*TASK PROMPT*:
From the entries below, please gather each line containing the string "titles".

*DATA SHOWN*:
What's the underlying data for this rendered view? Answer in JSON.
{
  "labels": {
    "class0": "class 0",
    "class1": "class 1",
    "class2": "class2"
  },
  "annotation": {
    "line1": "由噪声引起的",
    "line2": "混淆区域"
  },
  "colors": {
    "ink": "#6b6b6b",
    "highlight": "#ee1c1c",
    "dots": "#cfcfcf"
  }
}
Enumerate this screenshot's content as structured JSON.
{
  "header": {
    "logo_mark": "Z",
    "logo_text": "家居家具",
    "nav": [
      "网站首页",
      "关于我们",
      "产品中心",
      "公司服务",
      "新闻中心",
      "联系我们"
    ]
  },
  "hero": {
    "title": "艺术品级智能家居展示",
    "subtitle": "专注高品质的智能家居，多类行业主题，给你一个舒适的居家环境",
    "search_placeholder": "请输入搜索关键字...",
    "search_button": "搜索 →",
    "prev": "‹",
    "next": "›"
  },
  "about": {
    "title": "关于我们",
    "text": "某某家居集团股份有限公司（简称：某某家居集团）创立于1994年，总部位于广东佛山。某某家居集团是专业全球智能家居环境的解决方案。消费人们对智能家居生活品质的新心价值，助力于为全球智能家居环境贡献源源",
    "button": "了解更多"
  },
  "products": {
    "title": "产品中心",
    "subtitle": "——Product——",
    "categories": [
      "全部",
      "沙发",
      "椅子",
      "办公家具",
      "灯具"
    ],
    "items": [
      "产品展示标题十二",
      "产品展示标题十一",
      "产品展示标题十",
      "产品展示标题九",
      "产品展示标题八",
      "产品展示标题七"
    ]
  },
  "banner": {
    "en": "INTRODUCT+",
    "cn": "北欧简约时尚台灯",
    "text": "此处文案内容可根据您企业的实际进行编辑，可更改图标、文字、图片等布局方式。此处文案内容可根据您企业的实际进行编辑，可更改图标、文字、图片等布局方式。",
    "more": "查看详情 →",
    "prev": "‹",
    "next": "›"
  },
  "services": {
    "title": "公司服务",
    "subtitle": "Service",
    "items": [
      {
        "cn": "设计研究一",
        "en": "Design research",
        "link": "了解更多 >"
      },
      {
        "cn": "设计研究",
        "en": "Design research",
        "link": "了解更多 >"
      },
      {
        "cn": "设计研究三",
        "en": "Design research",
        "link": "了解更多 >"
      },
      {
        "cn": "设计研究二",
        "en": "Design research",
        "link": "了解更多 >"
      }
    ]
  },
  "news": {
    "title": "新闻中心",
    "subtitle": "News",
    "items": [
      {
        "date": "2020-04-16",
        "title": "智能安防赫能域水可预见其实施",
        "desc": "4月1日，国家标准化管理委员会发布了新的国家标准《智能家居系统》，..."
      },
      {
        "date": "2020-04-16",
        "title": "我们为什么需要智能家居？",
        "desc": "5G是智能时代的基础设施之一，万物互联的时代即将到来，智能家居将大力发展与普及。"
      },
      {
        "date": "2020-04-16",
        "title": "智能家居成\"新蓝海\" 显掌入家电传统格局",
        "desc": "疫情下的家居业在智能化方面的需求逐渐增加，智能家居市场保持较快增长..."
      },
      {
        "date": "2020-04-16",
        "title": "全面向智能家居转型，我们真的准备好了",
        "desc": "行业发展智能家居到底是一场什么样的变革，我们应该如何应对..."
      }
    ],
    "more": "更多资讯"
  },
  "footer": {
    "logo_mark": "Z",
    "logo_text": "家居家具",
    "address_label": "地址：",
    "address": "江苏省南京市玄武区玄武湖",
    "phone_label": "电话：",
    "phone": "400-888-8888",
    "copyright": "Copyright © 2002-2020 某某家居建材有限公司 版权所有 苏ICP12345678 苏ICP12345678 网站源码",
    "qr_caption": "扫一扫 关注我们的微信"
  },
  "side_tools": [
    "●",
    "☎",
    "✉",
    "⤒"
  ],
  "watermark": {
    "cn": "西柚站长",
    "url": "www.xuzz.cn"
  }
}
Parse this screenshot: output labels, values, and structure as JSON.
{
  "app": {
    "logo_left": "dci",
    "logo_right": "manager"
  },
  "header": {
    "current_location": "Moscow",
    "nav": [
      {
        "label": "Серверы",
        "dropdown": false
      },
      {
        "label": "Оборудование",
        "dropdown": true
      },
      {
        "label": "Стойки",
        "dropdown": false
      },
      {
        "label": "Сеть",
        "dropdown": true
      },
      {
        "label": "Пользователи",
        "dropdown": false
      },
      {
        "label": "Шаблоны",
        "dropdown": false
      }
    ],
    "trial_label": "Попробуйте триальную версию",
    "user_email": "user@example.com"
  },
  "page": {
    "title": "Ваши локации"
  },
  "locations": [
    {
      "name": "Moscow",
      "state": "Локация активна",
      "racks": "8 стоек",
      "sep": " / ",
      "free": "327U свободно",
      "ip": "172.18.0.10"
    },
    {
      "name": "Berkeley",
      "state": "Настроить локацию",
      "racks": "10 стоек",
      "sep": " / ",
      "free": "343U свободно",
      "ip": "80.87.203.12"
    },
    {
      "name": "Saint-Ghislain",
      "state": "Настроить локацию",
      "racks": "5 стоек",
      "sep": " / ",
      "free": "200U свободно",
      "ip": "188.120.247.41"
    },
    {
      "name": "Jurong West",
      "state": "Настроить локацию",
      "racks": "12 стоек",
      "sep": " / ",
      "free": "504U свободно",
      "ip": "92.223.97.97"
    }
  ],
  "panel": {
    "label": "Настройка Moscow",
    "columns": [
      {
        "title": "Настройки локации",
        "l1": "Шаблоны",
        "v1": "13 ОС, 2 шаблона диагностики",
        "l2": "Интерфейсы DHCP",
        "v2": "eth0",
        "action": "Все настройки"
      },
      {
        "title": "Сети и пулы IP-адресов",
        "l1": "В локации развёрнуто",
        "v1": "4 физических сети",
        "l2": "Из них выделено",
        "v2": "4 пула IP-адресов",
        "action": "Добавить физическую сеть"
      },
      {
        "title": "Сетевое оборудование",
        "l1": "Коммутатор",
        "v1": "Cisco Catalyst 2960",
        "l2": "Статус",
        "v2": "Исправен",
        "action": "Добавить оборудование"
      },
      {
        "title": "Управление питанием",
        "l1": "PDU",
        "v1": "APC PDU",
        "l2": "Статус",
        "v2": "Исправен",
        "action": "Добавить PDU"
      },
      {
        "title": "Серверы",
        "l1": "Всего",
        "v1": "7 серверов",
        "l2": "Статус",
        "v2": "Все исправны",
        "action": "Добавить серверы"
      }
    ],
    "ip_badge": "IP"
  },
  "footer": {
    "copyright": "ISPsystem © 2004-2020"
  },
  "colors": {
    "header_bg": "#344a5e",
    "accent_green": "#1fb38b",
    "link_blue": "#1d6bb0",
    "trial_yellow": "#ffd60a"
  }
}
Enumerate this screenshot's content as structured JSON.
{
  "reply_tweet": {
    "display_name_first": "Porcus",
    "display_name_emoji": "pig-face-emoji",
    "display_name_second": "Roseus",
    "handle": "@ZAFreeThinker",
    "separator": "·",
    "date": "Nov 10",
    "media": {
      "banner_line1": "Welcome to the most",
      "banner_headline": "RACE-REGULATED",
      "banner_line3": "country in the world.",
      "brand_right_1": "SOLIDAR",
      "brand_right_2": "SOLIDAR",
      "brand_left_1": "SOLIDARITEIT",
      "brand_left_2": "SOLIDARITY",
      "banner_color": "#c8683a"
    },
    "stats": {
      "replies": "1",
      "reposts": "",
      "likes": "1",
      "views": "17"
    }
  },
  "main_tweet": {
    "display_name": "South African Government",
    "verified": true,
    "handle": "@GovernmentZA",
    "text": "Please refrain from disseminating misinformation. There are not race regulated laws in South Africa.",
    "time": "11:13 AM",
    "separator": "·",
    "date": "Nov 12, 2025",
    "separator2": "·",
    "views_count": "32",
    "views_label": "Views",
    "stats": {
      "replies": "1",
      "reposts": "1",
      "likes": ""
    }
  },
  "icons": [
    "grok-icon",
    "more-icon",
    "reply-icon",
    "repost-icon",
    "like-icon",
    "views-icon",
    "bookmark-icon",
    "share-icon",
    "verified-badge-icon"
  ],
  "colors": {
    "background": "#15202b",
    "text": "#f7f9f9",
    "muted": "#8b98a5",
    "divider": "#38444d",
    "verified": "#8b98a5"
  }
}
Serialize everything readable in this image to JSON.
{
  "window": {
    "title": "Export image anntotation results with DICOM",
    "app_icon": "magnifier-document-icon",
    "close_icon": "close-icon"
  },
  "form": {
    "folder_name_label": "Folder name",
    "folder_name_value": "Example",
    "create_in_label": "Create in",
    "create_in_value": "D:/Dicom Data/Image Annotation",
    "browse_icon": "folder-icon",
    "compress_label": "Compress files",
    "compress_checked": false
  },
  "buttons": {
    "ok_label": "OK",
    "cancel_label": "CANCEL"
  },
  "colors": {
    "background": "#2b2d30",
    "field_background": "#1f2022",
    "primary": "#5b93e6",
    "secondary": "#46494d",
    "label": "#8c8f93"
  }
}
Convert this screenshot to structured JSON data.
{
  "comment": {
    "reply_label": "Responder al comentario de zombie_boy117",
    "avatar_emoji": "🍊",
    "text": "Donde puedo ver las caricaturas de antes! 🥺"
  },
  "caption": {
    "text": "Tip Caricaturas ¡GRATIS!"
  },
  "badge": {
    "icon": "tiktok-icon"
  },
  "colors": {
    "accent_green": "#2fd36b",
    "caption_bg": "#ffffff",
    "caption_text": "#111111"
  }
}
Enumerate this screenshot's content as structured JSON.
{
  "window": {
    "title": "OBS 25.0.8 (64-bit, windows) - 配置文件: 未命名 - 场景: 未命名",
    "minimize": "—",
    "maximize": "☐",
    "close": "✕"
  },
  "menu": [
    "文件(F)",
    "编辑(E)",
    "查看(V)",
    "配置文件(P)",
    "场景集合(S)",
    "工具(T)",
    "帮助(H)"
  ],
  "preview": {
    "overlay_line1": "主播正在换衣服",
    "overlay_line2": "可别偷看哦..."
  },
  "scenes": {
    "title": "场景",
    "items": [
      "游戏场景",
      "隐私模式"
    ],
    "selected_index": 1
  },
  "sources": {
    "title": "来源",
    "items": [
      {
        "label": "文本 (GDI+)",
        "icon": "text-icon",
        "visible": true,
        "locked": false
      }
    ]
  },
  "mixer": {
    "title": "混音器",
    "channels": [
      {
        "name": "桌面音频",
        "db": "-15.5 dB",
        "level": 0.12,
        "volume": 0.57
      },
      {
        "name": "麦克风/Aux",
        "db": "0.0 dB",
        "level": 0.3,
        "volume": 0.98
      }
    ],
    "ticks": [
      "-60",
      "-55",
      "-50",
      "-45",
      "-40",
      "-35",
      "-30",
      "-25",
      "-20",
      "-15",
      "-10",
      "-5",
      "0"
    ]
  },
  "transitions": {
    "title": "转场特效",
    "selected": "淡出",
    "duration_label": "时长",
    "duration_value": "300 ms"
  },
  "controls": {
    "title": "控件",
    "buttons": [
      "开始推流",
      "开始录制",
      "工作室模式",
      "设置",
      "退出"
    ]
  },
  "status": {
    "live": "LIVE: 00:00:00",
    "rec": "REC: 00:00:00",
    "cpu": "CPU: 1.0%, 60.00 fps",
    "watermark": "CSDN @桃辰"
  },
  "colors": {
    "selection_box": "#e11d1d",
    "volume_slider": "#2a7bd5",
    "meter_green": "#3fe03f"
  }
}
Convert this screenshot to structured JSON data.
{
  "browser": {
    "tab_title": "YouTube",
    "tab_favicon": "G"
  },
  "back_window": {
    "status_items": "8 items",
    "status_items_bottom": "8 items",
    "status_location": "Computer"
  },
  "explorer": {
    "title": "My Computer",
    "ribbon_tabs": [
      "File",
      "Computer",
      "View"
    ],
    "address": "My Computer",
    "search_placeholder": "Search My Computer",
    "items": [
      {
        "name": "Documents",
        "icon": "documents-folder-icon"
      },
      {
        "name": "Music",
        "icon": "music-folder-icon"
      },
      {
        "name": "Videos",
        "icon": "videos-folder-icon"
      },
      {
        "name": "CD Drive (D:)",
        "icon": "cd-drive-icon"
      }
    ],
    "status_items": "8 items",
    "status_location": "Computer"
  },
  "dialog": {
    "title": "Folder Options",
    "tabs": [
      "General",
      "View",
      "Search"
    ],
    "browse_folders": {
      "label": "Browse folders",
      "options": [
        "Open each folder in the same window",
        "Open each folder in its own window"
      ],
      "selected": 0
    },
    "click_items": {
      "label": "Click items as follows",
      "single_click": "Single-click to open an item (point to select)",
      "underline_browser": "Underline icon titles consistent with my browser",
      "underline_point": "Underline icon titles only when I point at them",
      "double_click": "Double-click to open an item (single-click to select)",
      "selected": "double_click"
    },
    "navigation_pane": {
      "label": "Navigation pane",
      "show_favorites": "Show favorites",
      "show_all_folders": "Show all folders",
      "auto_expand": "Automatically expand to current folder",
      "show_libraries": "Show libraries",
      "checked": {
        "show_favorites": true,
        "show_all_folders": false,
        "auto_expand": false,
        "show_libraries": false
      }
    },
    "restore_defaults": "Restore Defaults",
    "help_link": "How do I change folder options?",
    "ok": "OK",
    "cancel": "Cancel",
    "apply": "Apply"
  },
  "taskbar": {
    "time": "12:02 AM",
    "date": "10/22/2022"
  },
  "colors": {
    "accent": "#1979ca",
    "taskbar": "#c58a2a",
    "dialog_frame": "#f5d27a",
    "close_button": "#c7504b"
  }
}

*OUTPUT FOR THIS TASK*:
      "underline_browser": "Underline icon titles consistent with my browser",
      "underline_point": "Underline icon titles only when I point at them",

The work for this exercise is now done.